◆ Stated problem
Reproduce every line of the records below verbatim, leaving out the pictures.

◆ Element location data
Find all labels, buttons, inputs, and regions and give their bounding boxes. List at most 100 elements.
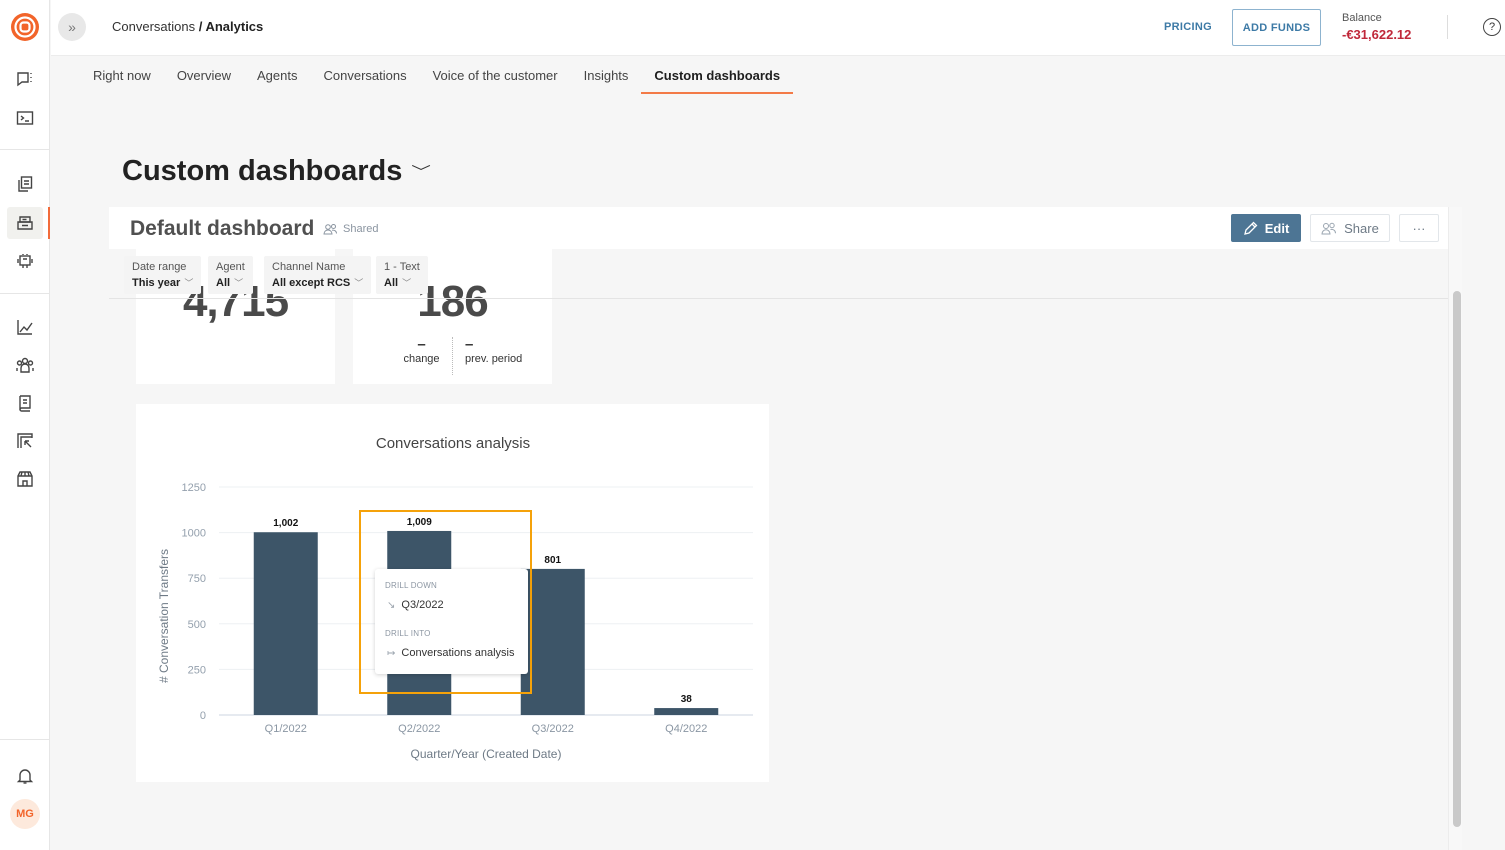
- chart-title: Conversations analysis: [376, 435, 530, 452]
- bar-q1-2022: [253, 532, 318, 715]
- tab-voice-of-the-customer[interactable]: Voice of the customer: [420, 56, 571, 94]
- people-icon: [323, 224, 337, 235]
- balance-label: Balance: [1342, 12, 1382, 24]
- drill-into-header: DRILL INTO: [385, 629, 431, 638]
- chat-list-icon: [17, 72, 32, 87]
- tab-overview[interactable]: Overview: [164, 56, 244, 94]
- filter-date-range[interactable]: Date range This year ﹀: [124, 256, 202, 294]
- robot-icon: [17, 254, 33, 268]
- kpi-divider: [452, 337, 453, 375]
- filter-value: All: [384, 277, 399, 289]
- top-bar: » Conversations / Analytics PRICING ADD …: [51, 0, 1505, 56]
- more-options-button[interactable]: ···: [1399, 214, 1439, 242]
- ellipsis-icon: ···: [1412, 220, 1426, 236]
- shared-badge: Shared: [323, 223, 378, 235]
- sidebar-item-people[interactable]: [7, 349, 43, 381]
- arrow-right-bar-icon: ↦: [387, 647, 396, 659]
- sidebar-item-templates[interactable]: [7, 168, 43, 200]
- dashboard-title: Default dashboard: [130, 217, 315, 240]
- document-copy-icon: [18, 176, 33, 192]
- people-icon: [16, 357, 34, 373]
- kpi-change-value: –: [417, 336, 426, 353]
- active-indicator: [48, 207, 50, 239]
- sidebar-item-documentation[interactable]: [7, 387, 43, 419]
- pencil-icon: [1243, 221, 1258, 235]
- scrollbar[interactable]: [1448, 207, 1462, 850]
- expand-sidebar-button[interactable]: »: [58, 13, 86, 41]
- tab-right-now[interactable]: Right now: [80, 56, 164, 94]
- drill-down-header: DRILL DOWN: [385, 581, 437, 590]
- drill-down-item[interactable]: ↘ Q3/2022: [387, 599, 444, 611]
- drill-into-item[interactable]: ↦ Conversations analysis: [387, 647, 515, 659]
- dashboard-header: Default dashboard Shared Edit Share ···: [109, 207, 1448, 249]
- kpi-prev-period: – prev. period: [465, 336, 523, 366]
- pricing-link[interactable]: PRICING: [1164, 21, 1212, 33]
- breadcrumb-parent[interactable]: Conversations: [112, 19, 195, 34]
- data-label: 1,002: [273, 518, 298, 529]
- scrollbar-thumb[interactable]: [1453, 291, 1461, 827]
- sidebar-item-chats[interactable]: [7, 63, 43, 95]
- drill-menu: DRILL DOWN ↘ Q3/2022 DRILL INTO ↦ Conver…: [375, 569, 528, 674]
- data-label: 801: [544, 555, 561, 566]
- tab-conversations[interactable]: Conversations: [310, 56, 419, 94]
- sidebar-divider: [0, 149, 50, 150]
- edit-label: Edit: [1264, 220, 1290, 236]
- y-tick-label: 500: [188, 619, 206, 631]
- filter-agent[interactable]: Agent All ﹀: [208, 256, 253, 294]
- sidebar-item-conversations[interactable]: [7, 207, 43, 239]
- x-tick-label: Q4/2022: [665, 723, 707, 735]
- notifications-button[interactable]: [7, 760, 43, 792]
- share-button[interactable]: Share: [1310, 214, 1390, 242]
- filter-value: This year: [132, 277, 181, 289]
- filter-label: Date range: [132, 261, 187, 273]
- sidebar-item-exchange[interactable]: [7, 425, 43, 457]
- y-tick-label: 0: [200, 710, 206, 722]
- sidebar-divider: [0, 293, 50, 294]
- breadcrumb-separator: /: [195, 19, 206, 34]
- x-tick-label: Q2/2022: [398, 723, 440, 735]
- x-tick-label: Q1/2022: [265, 723, 307, 735]
- sidebar-item-bots[interactable]: [7, 245, 43, 277]
- x-tick-label: Q3/2022: [532, 723, 574, 735]
- bar-q3-2022: [520, 568, 585, 715]
- sidebar-item-marketplace[interactable]: [7, 463, 43, 495]
- kpi-prev-label: prev. period: [465, 353, 523, 365]
- dashboard-selector[interactable]: Custom dashboards ﹀: [122, 155, 431, 188]
- sidebar-divider: [0, 739, 50, 740]
- avatar[interactable]: MG: [10, 799, 40, 829]
- filter-text[interactable]: 1 - Text All ﹀: [376, 256, 428, 294]
- sidebar-item-analytics[interactable]: [7, 311, 43, 343]
- kpi-change: – change: [398, 336, 445, 366]
- chevron-down-icon: ﹀: [354, 278, 364, 288]
- kpi-prev-value: –: [465, 336, 474, 353]
- chevron-down-icon: ﹀: [411, 163, 432, 180]
- people-icon: [1321, 222, 1337, 234]
- y-tick-label: 1000: [182, 528, 206, 540]
- edit-button[interactable]: Edit: [1231, 214, 1301, 242]
- y-axis-label: # Conversation Transfers: [157, 549, 171, 683]
- add-funds-button[interactable]: ADD FUNDS: [1232, 9, 1321, 46]
- bell-icon: [16, 769, 34, 784]
- sidebar-item-console[interactable]: [7, 102, 43, 134]
- filter-label: 1 - Text: [384, 261, 420, 273]
- y-tick-label: 750: [188, 573, 206, 585]
- topbar-divider: [1447, 15, 1448, 39]
- brand-logo-icon[interactable]: [10, 12, 40, 42]
- shared-label: Shared: [343, 223, 379, 235]
- y-tick-label: 1250: [182, 482, 206, 494]
- terminal-icon: [16, 111, 34, 125]
- tab-insights[interactable]: Insights: [571, 56, 642, 94]
- filter-channel-name[interactable]: Channel Name All except RCS ﹀: [264, 256, 372, 294]
- drill-into-label: Conversations analysis: [401, 647, 515, 659]
- data-label: 1,009: [407, 517, 432, 528]
- tab-agents[interactable]: Agents: [244, 56, 310, 94]
- x-axis-label: Quarter/Year (Created Date): [411, 747, 562, 761]
- chevron-down-icon: ﹀: [402, 278, 412, 288]
- help-icon[interactable]: ?: [1483, 18, 1501, 36]
- arrow-down-right-icon: ↘: [387, 599, 396, 611]
- tab-custom-dashboards[interactable]: Custom dashboards: [641, 56, 794, 94]
- drill-down-label: Q3/2022: [401, 599, 444, 611]
- filter-value: All except RCS: [272, 277, 351, 289]
- storefront-icon: [17, 471, 33, 487]
- y-tick-label: 250: [188, 664, 206, 676]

◆ Solved exercise
Find all labels, buttons, inputs, and regions and give their bounding boxes. List at most 100 elements.
- chart-title: Conversations analysis: [376, 435, 530, 452]
- bar-q1-2022: [253, 532, 318, 715]
- tab-voice-of-the-customer[interactable]: Voice of the customer: [420, 56, 571, 94]
- people-icon: [323, 224, 337, 235]
- balance-label: Balance: [1342, 12, 1382, 24]
- drill-into-header: DRILL INTO: [385, 629, 431, 638]
- chat-list-icon: [17, 72, 32, 87]
- tab-overview[interactable]: Overview: [164, 56, 244, 94]
- filter-date-range[interactable]: Date range This year ﹀: [124, 256, 202, 294]
- robot-icon: [17, 254, 33, 268]
- kpi-divider: [452, 337, 453, 375]
- filter-value: All: [384, 277, 399, 289]
- top-bar: » Conversations / Analytics PRICING ADD …: [51, 0, 1505, 56]
- more-options-button[interactable]: ···: [1399, 214, 1439, 242]
- ellipsis-icon: ···: [1412, 220, 1426, 236]
- shared-badge: Shared: [323, 223, 378, 235]
- sidebar-item-people[interactable]: [7, 349, 43, 381]
- arrow-right-bar-icon: ↦: [387, 647, 396, 659]
- sidebar-item-templates[interactable]: [7, 168, 43, 200]
- dashboard-title: Default dashboard: [130, 217, 315, 240]
- document-copy-icon: [18, 176, 33, 192]
- people-icon: [16, 357, 34, 373]
- kpi-change-value: –: [417, 336, 426, 353]
- active-indicator: [48, 207, 50, 239]
- sidebar-item-documentation[interactable]: [7, 387, 43, 419]
- pencil-icon: [1243, 221, 1258, 235]
- scrollbar[interactable]: [1448, 207, 1462, 850]
- expand-sidebar-button[interactable]: »: [58, 13, 86, 41]
- tab-right-now[interactable]: Right now: [80, 56, 164, 94]
- drill-down-header: DRILL DOWN: [385, 581, 437, 590]
- drill-down-item[interactable]: ↘ Q3/2022: [387, 599, 444, 611]
- drill-into-item[interactable]: ↦ Conversations analysis: [387, 647, 515, 659]
- dashboard-header: Default dashboard Shared Edit Share ···: [109, 207, 1448, 249]
- kpi-prev-period: – prev. period: [465, 336, 523, 366]
- pricing-link[interactable]: PRICING: [1164, 21, 1212, 33]
- breadcrumb-parent[interactable]: Conversations: [112, 19, 195, 34]
- data-label: 1,002: [273, 518, 298, 529]
- scrollbar-thumb[interactable]: [1453, 291, 1461, 827]
- sidebar-item-chats[interactable]: [7, 63, 43, 95]
- drill-menu: DRILL DOWN ↘ Q3/2022 DRILL INTO ↦ Conver…: [375, 569, 528, 674]
- data-label: 801: [544, 555, 561, 566]
- tab-conversations[interactable]: Conversations: [310, 56, 419, 94]
- sidebar-divider: [0, 149, 50, 150]
- edit-label: Edit: [1264, 220, 1290, 236]
- y-tick-label: 500: [188, 619, 206, 631]
- filter-agent[interactable]: Agent All ﹀: [208, 256, 253, 294]
- sidebar-item-conversations[interactable]: [7, 207, 43, 239]
- x-tick-label: Q4/2022: [665, 723, 707, 735]
- notifications-button[interactable]: [7, 760, 43, 792]
- share-button[interactable]: Share: [1310, 214, 1390, 242]
- filter-value: This year: [132, 277, 181, 289]
- filter-label: Date range: [132, 261, 187, 273]
- sidebar-item-exchange[interactable]: [7, 425, 43, 457]
- y-tick-label: 0: [200, 710, 206, 722]
- sidebar-divider: [0, 293, 50, 294]
- breadcrumb-separator: /: [195, 19, 206, 34]
- x-tick-label: Q2/2022: [398, 723, 440, 735]
- x-tick-label: Q1/2022: [265, 723, 307, 735]
- sidebar-item-bots[interactable]: [7, 245, 43, 277]
- x-tick-label: Q3/2022: [532, 723, 574, 735]
- bar-q3-2022: [520, 568, 585, 715]
- sidebar-item-marketplace[interactable]: [7, 463, 43, 495]
- kpi-prev-label: prev. period: [465, 353, 523, 365]
- dashboard-selector[interactable]: Custom dashboards ﹀: [122, 155, 431, 188]
- sidebar-divider: [0, 739, 50, 740]
- avatar[interactable]: MG: [10, 799, 40, 829]
- filter-text[interactable]: 1 - Text All ﹀: [376, 256, 428, 294]
- sidebar-item-analytics[interactable]: [7, 311, 43, 343]
- kpi-change: – change: [398, 336, 445, 366]
- chevron-down-icon: ﹀: [354, 278, 364, 288]
- kpi-prev-value: –: [465, 336, 474, 353]
- chevron-down-icon: ﹀: [411, 163, 432, 180]
- people-icon: [1321, 222, 1337, 234]
- y-tick-label: 1000: [182, 528, 206, 540]
- edit-button[interactable]: Edit: [1231, 214, 1301, 242]
- y-axis-label: # Conversation Transfers: [157, 549, 171, 683]
- add-funds-button[interactable]: ADD FUNDS: [1232, 9, 1321, 46]
- bell-icon: [16, 769, 34, 784]
- sidebar-item-console[interactable]: [7, 102, 43, 134]
- filter-label: 1 - Text: [384, 261, 420, 273]
- y-tick-label: 750: [188, 573, 206, 585]
- topbar-divider: [1447, 15, 1448, 39]
- brand-logo-icon[interactable]: [10, 12, 40, 42]
- shared-label: Shared: [343, 223, 379, 235]
- y-tick-label: 1250: [182, 482, 206, 494]
- terminal-icon: [16, 111, 34, 125]
- tab-insights[interactable]: Insights: [571, 56, 642, 94]
- filter-channel-name[interactable]: Channel Name All except RCS ﹀: [264, 256, 372, 294]
- drill-into-label: Conversations analysis: [401, 647, 515, 659]
- data-label: 1,009: [407, 517, 432, 528]
- tab-agents[interactable]: Agents: [244, 56, 310, 94]
- x-axis-label: Quarter/Year (Created Date): [411, 747, 562, 761]
- chevron-down-icon: ﹀: [402, 278, 412, 288]
- help-icon[interactable]: ?: [1483, 18, 1501, 36]
- arrow-down-right-icon: ↘: [387, 599, 396, 611]
- tab-custom-dashboards[interactable]: Custom dashboards: [641, 56, 794, 94]
- drill-down-label: Q3/2022: [401, 599, 444, 611]
- filter-value: All except RCS: [272, 277, 351, 289]
- storefront-icon: [17, 471, 33, 487]
- y-tick-label: 250: [188, 664, 206, 676]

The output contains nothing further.